══ Reading passage
- Church: Episcopal Church
- Diocese: North Dakota
- Elected: October 1936
- In office: 1937–1951
- Predecessor: Frederick B. Bartlett
- Successor: Richard R. Emery

Orders
- Ordination: December 1907 by Edward Robert Atwill
- Consecration: January 21, 1937 by Stephen Keeler

Personal details
- Born: June 4, 1881 Burlington, Vermont, United States
- Died: May 22, 1960 (aged 78) Minneapolis, Minnesota, United States
- Buried: Lakewood Cemetery
- Denomination: Anglican
- Parents: Edward Robert Atwill & Mary Whiting
- Spouse: Mima Janisch ​(m. 1909)​
- Children: 2

= Douglass H. Atwill =

American Episcopal bishop (1881–1960)

Douglass Henry Atwill (June 4, 1881 – May 22, 1960) was bishop of the Episcopal Diocese of North Dakota, serving from 1937 to 1951.

==Early life and education==
Atwill was born on June 4, 1881, in Burlington, Vermont, the son of the Reverend, later Bishop of Kansas City, Edward Robert Atwill, and Mary Whiting. He studied at Yale University, graduating with a Bachelor of Arts in 1903, and then at the Episcopal Theological School, from where he earned a Bachelor of Divinity in 1907. He was awarded a Doctor of Divinity from Seabury-Western Theological Seminary in 1934. He married Mima Josephine Janisch on November 2, 1909, and together they had two children.
════
══ Data
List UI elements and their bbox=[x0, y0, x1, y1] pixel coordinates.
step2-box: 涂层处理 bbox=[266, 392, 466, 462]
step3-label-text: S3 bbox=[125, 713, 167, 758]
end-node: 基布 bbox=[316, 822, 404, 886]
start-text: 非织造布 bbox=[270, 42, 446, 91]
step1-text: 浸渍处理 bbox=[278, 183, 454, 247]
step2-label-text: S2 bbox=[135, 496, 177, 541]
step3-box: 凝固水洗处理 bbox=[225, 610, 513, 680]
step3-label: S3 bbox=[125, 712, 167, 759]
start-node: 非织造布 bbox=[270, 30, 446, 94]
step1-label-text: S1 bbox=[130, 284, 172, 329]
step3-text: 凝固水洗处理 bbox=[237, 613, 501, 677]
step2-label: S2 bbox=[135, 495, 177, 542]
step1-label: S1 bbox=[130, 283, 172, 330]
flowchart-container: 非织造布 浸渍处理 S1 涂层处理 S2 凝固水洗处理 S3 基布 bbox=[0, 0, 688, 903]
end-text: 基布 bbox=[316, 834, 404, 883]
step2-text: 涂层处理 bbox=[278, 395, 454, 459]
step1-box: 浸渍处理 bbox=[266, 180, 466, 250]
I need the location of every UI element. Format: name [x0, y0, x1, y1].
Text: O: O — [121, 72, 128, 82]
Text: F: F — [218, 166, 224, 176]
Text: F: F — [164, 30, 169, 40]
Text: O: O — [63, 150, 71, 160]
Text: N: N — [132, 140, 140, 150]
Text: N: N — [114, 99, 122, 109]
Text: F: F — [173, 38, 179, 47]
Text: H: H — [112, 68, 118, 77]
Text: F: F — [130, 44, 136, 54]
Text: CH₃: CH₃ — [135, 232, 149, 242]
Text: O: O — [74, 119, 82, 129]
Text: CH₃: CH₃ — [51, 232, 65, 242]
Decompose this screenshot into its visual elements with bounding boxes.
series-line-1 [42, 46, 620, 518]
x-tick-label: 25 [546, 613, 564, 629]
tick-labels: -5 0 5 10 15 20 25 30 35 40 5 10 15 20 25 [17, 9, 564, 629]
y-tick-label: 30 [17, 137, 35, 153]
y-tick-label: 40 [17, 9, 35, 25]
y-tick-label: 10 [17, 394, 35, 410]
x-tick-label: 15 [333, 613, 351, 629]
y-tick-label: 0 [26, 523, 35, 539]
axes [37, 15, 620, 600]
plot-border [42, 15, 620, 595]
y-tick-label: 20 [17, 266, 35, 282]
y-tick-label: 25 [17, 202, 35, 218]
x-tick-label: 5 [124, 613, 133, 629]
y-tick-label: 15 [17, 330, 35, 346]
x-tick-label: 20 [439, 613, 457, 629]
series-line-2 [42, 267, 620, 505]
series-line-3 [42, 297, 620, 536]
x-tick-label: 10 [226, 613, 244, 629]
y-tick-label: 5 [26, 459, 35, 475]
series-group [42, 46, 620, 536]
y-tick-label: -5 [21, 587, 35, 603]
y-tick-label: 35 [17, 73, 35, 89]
════
## About this exercise
Retype the whole text on Douglass H. Atwill word for word. The listing plays no part in what comes next.

## Written reply
- Church: Episcopal Church
- Diocese: North Dakota
- Elected: October 1936
- In office: 1937–1951
- Predecessor: Frederick B. Bartlett
- Successor: Richard R. Emery

Orders
- Ordination: December 1907 by Edward Robert Atwill
- Consecration: January 21, 1937 by Stephen Keeler

Personal details
- Born: June 4, 1881 Burlington, Vermont, United States
- Died: May 22, 1960 (aged 78) Minneapolis, Minnesota, United States
- Buried: Lakewood Cemetery
- Denomination: Anglican
- Parents: Edward Robert Atwill & Mary Whiting
- Spouse: Mima Janisch ​(m. 1909)​
- Children: 2

= Douglass H. Atwill =

American Episcopal bishop (1881–1960)

Douglass Henry Atwill (June 4, 1881 – May 22, 1960) was bishop of the Episcopal Diocese of North Dakota, serving from 1937 to 1951.

==Early life and education==
Atwill was born on June 4, 1881, in Burlington, Vermont, the son of the Reverend, later Bishop of Kansas City, Edward Robert Atwill, and Mary Whiting. He studied at Yale University, graduating with a Bachelor of Arts in 1903, and then at the Episcopal Theological School, from where he earned a Bachelor of Divinity in 1907. He was awarded a Doctor of Divinity from Seabury-Western Theological Seminary in 1934. He married Mima Josephine Janisch on November 2, 1909, and together they had two children.